- _Directions_
Write each line out again exactly as written.

- _Task inputs_

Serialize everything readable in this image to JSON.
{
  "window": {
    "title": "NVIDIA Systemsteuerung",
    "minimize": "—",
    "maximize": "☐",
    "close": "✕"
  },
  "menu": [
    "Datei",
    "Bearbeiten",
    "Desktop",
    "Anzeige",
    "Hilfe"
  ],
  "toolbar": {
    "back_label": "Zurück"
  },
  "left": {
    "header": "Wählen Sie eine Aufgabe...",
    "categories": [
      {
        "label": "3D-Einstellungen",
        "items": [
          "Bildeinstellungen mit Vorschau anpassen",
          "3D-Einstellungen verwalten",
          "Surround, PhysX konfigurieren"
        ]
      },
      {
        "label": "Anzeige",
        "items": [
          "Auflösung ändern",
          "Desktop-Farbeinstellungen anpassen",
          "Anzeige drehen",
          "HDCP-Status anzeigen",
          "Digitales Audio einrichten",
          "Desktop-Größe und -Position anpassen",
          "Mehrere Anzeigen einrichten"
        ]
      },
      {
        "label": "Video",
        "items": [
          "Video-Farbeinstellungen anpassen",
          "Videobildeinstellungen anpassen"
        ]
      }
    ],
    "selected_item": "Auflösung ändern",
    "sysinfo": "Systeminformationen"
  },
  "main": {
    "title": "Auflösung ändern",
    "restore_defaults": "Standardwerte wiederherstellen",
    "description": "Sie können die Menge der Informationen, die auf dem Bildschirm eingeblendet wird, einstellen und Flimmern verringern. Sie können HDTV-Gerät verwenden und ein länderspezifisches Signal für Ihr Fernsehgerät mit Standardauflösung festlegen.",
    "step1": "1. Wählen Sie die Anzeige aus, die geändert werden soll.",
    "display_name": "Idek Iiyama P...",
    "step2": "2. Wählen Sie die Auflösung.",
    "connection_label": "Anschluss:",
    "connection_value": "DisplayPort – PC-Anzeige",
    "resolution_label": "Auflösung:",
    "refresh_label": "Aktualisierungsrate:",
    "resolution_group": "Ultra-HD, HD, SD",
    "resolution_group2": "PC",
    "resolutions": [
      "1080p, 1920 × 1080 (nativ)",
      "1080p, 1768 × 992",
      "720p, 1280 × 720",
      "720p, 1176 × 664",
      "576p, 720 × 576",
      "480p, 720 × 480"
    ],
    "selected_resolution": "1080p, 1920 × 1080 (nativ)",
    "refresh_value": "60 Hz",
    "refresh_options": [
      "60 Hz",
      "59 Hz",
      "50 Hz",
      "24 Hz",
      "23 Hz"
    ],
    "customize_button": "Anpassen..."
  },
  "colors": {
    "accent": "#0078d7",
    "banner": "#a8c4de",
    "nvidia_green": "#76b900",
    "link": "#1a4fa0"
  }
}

- _Written response_
Serialize everything readable in this image to JSON.
{
  "window": {
    "title": "NVIDIA Systemsteuerung",
    "minimize": "—",
    "maximize": "☐",
    "close": "✕"
  },
  "menu": [
    "Datei",
    "Bearbeiten",
    "Desktop",
    "Anzeige",
    "Hilfe"
  ],
  "toolbar": {
    "back_label": "Zurück"
  },
  "left": {
    "header": "Wählen Sie eine Aufgabe...",
    "categories": [
      {
        "label": "3D-Einstellungen",
        "items": [
          "Bildeinstellungen mit Vorschau anpassen",
          "3D-Einstellungen verwalten",
          "Surround, PhysX konfigurieren"
        ]
      },
      {
        "label": "Anzeige",
        "items": [
          "Auflösung ändern",
          "Desktop-Farbeinstellungen anpassen",
          "Anzeige drehen",
          "HDCP-Status anzeigen",
          "Digitales Audio einrichten",
          "Desktop-Größe und -Position anpassen",
          "Mehrere Anzeigen einrichten"
        ]
      },
      {
        "label": "Video",
        "items": [
          "Video-Farbeinstellungen anpassen",
          "Videobildeinstellungen anpassen"
        ]
      }
    ],
    "selected_item": "Auflösung ändern",
    "sysinfo": "Systeminformationen"
  },
  "main": {
    "title": "Auflösung ändern",
    "restore_defaults": "Standardwerte wiederherstellen",
    "description": "Sie können die Menge der Informationen, die auf dem Bildschirm eingeblendet wird, einstellen und Flimmern verringern. Sie können HDTV-Gerät verwenden und ein länderspezifisches Signal für Ihr Fernsehgerät mit Standardauflösung festlegen.",
    "step1": "1. Wählen Sie die Anzeige aus, die geändert werden soll.",
    "display_name": "Idek Iiyama P...",
    "step2": "2. Wählen Sie die Auflösung.",
    "connection_label": "Anschluss:",
    "connection_value": "DisplayPort – PC-Anzeige",
    "resolution_label": "Auflösung:",
    "refresh_label": "Aktualisierungsrate:",
    "resolution_group": "Ultra-HD, HD, SD",
    "resolution_group2": "PC",
    "resolutions": [
      "1080p, 1920 × 1080 (nativ)",
      "1080p, 1768 × 992",
      "720p, 1280 × 720",
      "720p, 1176 × 664",
      "576p, 720 × 576",
      "480p, 720 × 480"
    ],
    "selected_resolution": "1080p, 1920 × 1080 (nativ)",
    "refresh_value": "60 Hz",
    "refresh_options": [
      "60 Hz",
      "59 Hz",
      "50 Hz",
      "24 Hz",
      "23 Hz"
    ],
    "customize_button": "Anpassen..."
  },
  "colors": {
    "accent": "#0078d7",
    "banner": "#a8c4de",
    "nvidia_green": "#76b900",
    "link": "#1a4fa0"
  }
}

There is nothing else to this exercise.